## What you need to do
Spot each line that carries the word "JSON"; copy those lines.

------------------------------------------------

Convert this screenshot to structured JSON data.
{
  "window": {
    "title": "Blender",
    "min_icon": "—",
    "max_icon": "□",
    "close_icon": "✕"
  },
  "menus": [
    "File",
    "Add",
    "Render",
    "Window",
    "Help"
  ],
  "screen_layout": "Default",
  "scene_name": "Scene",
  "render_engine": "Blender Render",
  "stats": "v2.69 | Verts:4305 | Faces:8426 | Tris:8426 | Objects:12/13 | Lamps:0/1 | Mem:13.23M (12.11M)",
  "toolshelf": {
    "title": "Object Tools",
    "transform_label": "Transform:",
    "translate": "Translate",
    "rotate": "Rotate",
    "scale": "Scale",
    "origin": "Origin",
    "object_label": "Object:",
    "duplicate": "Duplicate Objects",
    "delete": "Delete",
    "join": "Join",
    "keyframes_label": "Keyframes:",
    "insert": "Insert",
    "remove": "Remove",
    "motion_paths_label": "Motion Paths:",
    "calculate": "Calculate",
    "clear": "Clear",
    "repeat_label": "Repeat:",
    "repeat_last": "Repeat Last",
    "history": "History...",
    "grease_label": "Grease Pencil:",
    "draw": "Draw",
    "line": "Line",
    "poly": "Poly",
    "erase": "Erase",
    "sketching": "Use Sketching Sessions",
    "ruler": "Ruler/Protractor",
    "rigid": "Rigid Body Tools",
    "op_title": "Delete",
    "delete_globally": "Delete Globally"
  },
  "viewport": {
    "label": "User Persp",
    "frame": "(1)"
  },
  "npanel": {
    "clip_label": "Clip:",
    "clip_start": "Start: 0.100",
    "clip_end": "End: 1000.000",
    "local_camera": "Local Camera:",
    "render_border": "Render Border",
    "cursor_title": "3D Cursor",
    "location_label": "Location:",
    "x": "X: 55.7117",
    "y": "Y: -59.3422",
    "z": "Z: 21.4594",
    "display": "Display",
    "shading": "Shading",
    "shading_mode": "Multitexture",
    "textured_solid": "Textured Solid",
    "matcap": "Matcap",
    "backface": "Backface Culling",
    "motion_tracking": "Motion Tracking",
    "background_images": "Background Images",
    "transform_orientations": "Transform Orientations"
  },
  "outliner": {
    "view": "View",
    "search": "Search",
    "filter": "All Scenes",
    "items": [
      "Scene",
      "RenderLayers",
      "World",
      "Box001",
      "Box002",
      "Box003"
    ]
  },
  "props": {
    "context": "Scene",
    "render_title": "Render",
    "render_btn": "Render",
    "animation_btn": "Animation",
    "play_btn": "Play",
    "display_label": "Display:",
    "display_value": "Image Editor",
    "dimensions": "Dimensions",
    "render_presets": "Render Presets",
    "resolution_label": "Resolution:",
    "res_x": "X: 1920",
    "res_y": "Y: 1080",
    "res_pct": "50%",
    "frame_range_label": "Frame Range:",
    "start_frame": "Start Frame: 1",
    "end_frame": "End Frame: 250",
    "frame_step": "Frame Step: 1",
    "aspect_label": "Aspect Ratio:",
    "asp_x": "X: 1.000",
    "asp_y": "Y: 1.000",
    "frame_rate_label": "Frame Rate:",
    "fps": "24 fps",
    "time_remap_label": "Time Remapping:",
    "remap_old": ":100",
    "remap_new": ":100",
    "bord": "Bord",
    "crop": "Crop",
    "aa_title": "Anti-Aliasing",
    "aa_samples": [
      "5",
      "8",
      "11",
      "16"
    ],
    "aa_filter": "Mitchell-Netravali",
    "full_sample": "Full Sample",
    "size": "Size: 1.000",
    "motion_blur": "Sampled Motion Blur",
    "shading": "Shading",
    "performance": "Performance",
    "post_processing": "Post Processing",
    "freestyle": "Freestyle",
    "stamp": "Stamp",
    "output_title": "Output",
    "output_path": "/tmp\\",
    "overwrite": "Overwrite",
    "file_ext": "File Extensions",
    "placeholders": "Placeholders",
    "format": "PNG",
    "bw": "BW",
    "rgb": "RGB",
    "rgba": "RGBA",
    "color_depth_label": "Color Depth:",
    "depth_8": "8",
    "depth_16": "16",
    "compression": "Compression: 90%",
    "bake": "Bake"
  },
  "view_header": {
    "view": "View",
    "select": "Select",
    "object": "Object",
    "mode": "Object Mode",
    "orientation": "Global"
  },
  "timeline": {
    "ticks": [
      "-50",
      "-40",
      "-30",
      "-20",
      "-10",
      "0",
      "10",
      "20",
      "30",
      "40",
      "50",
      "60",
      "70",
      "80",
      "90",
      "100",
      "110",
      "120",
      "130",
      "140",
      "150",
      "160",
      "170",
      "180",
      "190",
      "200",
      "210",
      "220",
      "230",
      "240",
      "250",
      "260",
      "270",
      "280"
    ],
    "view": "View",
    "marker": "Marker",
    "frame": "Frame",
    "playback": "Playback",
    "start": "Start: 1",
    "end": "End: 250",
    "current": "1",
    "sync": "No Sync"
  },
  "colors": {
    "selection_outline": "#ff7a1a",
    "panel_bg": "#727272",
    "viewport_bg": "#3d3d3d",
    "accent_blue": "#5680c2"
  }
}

------------------------------------------------

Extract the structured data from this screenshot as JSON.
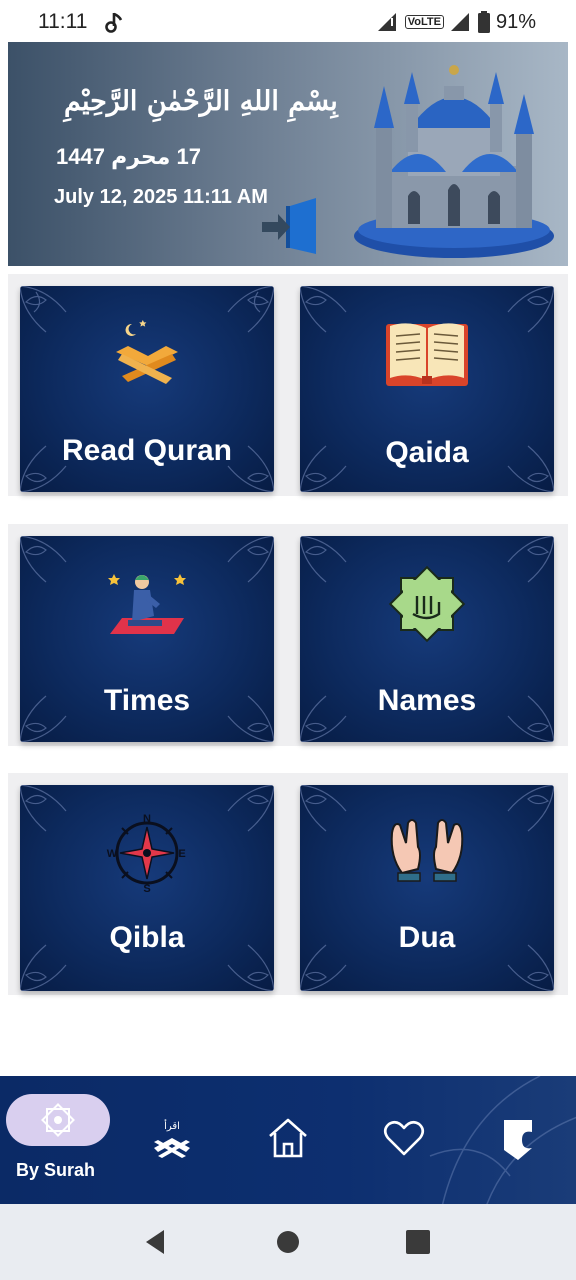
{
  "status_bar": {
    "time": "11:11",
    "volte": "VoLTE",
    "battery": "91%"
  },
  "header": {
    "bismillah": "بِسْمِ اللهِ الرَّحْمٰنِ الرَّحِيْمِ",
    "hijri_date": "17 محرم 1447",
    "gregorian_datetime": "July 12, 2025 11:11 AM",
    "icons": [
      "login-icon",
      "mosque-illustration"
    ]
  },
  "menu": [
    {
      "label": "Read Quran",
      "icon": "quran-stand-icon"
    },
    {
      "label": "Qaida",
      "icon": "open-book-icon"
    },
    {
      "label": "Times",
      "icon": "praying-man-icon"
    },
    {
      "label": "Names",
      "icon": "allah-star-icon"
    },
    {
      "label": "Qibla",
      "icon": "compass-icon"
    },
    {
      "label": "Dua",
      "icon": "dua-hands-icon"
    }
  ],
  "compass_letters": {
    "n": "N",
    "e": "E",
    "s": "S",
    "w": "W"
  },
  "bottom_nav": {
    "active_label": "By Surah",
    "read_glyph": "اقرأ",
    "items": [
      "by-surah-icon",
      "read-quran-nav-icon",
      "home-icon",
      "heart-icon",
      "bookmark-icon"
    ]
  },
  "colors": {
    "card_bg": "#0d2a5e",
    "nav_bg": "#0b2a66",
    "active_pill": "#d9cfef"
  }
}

------------------------------------------------

## In response
Convert this screenshot to structured JSON data.
Extract the structured data from this screenshot as JSON.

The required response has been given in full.